**Task details:** All of the records below need to be copied exactly.

**Excerpted data:**

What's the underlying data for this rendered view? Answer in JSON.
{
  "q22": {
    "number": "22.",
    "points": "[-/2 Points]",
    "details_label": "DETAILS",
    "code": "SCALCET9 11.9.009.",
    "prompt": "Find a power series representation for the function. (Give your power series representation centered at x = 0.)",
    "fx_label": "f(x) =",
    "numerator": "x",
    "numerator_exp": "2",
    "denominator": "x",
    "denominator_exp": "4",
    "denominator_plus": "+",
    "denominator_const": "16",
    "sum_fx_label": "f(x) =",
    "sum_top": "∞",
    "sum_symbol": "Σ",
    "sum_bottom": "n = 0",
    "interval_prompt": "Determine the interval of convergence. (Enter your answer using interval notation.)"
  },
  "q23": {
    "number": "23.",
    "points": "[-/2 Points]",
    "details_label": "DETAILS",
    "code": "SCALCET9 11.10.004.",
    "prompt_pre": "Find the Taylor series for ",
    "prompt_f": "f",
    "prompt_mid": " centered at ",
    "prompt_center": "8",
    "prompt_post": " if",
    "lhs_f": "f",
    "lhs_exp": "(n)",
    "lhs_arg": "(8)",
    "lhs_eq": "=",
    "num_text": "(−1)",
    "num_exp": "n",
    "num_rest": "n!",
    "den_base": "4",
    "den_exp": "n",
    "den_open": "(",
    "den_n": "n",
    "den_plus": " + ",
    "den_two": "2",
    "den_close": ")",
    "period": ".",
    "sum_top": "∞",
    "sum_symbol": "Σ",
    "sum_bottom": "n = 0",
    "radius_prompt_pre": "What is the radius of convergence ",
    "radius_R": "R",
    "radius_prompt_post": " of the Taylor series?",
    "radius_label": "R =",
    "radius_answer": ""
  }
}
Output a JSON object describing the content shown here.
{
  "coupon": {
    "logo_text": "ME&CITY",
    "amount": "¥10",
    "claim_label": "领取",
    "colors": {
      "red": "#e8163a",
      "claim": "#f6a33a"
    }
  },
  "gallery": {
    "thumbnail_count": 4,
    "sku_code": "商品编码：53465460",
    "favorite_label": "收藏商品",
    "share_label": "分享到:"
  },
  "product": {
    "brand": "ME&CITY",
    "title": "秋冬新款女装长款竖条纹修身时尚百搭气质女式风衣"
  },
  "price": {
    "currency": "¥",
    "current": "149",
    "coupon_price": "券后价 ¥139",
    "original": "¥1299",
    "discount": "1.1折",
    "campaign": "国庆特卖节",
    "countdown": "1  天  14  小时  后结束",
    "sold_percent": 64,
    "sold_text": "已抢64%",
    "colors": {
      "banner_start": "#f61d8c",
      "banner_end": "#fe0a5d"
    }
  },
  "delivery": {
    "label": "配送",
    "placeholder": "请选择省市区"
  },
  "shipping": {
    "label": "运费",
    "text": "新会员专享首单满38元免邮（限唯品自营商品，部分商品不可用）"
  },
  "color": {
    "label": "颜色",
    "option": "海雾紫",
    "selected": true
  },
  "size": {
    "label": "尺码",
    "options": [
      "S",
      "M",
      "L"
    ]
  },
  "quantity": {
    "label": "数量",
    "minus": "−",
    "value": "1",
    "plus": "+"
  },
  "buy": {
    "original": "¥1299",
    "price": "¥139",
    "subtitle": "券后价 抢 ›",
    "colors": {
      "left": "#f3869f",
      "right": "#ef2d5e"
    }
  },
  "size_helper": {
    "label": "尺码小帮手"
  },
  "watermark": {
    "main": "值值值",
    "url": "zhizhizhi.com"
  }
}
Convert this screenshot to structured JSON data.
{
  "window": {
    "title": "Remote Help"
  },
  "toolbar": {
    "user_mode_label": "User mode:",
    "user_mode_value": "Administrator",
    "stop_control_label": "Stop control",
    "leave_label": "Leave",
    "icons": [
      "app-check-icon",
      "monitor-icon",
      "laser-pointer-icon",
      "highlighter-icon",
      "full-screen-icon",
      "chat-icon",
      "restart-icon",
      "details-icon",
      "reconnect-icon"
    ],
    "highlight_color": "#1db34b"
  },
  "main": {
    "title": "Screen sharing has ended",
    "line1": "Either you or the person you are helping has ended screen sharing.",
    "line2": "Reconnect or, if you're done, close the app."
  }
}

**Written response:**
What's the underlying data for this rendered view? Answer in JSON.
{
  "q22": {
    "number": "22.",
    "points": "[-/2 Points]",
    "details_label": "DETAILS",
    "code": "SCALCET9 11.9.009.",
    "prompt": "Find a power series representation for the function. (Give your power series representation centered at x = 0.)",
    "fx_label": "f(x) =",
    "numerator": "x",
    "numerator_exp": "2",
    "denominator": "x",
    "denominator_exp": "4",
    "denominator_plus": "+",
    "denominator_const": "16",
    "sum_fx_label": "f(x) =",
    "sum_top": "∞",
    "sum_symbol": "Σ",
    "sum_bottom": "n = 0",
    "interval_prompt": "Determine the interval of convergence. (Enter your answer using interval notation.)"
  },
  "q23": {
    "number": "23.",
    "points": "[-/2 Points]",
    "details_label": "DETAILS",
    "code": "SCALCET9 11.10.004.",
    "prompt_pre": "Find the Taylor series for ",
    "prompt_f": "f",
    "prompt_mid": " centered at ",
    "prompt_center": "8",
    "prompt_post": " if",
    "lhs_f": "f",
    "lhs_exp": "(n)",
    "lhs_arg": "(8)",
    "lhs_eq": "=",
    "num_text": "(−1)",
    "num_exp": "n",
    "num_rest": "n!",
    "den_base": "4",
    "den_exp": "n",
    "den_open": "(",
    "den_n": "n",
    "den_plus": " + ",
    "den_two": "2",
    "den_close": ")",
    "period": ".",
    "sum_top": "∞",
    "sum_symbol": "Σ",
    "sum_bottom": "n = 0",
    "radius_prompt_pre": "What is the radius of convergence ",
    "radius_R": "R",
    "radius_prompt_post": " of the Taylor series?",
    "radius_label": "R =",
    "radius_answer": ""
  }
}
Output a JSON object describing the content shown here.
{
  "coupon": {
    "logo_text": "ME&CITY",
    "amount": "¥10",
    "claim_label": "领取",
    "colors": {
      "red": "#e8163a",
      "claim": "#f6a33a"
    }
  },
  "gallery": {
    "thumbnail_count": 4,
    "sku_code": "商品编码：53465460",
    "favorite_label": "收藏商品",
    "share_label": "分享到:"
  },
  "product": {
    "brand": "ME&CITY",
    "title": "秋冬新款女装长款竖条纹修身时尚百搭气质女式风衣"
  },
  "price": {
    "currency": "¥",
    "current": "149",
    "coupon_price": "券后价 ¥139",
    "original": "¥1299",
    "discount": "1.1折",
    "campaign": "国庆特卖节",
    "countdown": "1  天  14  小时  后结束",
    "sold_percent": 64,
    "sold_text": "已抢64%",
    "colors": {
      "banner_start": "#f61d8c",
      "banner_end": "#fe0a5d"
    }
  },
  "delivery": {
    "label": "配送",
    "placeholder": "请选择省市区"
  },
  "shipping": {
    "label": "运费",
    "text": "新会员专享首单满38元免邮（限唯品自营商品，部分商品不可用）"
  },
  "color": {
    "label": "颜色",
    "option": "海雾紫",
    "selected": true
  },
  "size": {
    "label": "尺码",
    "options": [
      "S",
      "M",
      "L"
    ]
  },
  "quantity": {
    "label": "数量",
    "minus": "−",
    "value": "1",
    "plus": "+"
  },
  "buy": {
    "original": "¥1299",
    "price": "¥139",
    "subtitle": "券后价 抢 ›",
    "colors": {
      "left": "#f3869f",
      "right": "#ef2d5e"
    }
  },
  "size_helper": {
    "label": "尺码小帮手"
  },
  "watermark": {
    "main": "值值值",
    "url": "zhizhizhi.com"
  }
}
Convert this screenshot to structured JSON data.
{
  "window": {
    "title": "Remote Help"
  },
  "toolbar": {
    "user_mode_label": "User mode:",
    "user_mode_value": "Administrator",
    "stop_control_label": "Stop control",
    "leave_label": "Leave",
    "icons": [
      "app-check-icon",
      "monitor-icon",
      "laser-pointer-icon",
      "highlighter-icon",
      "full-screen-icon",
      "chat-icon",
      "restart-icon",
      "details-icon",
      "reconnect-icon"
    ],
    "highlight_color": "#1db34b"
  },
  "main": {
    "title": "Screen sharing has ended",
    "line1": "Either you or the person you are helping has ended screen sharing.",
    "line2": "Reconnect or, if you're done, close the app."
  }
}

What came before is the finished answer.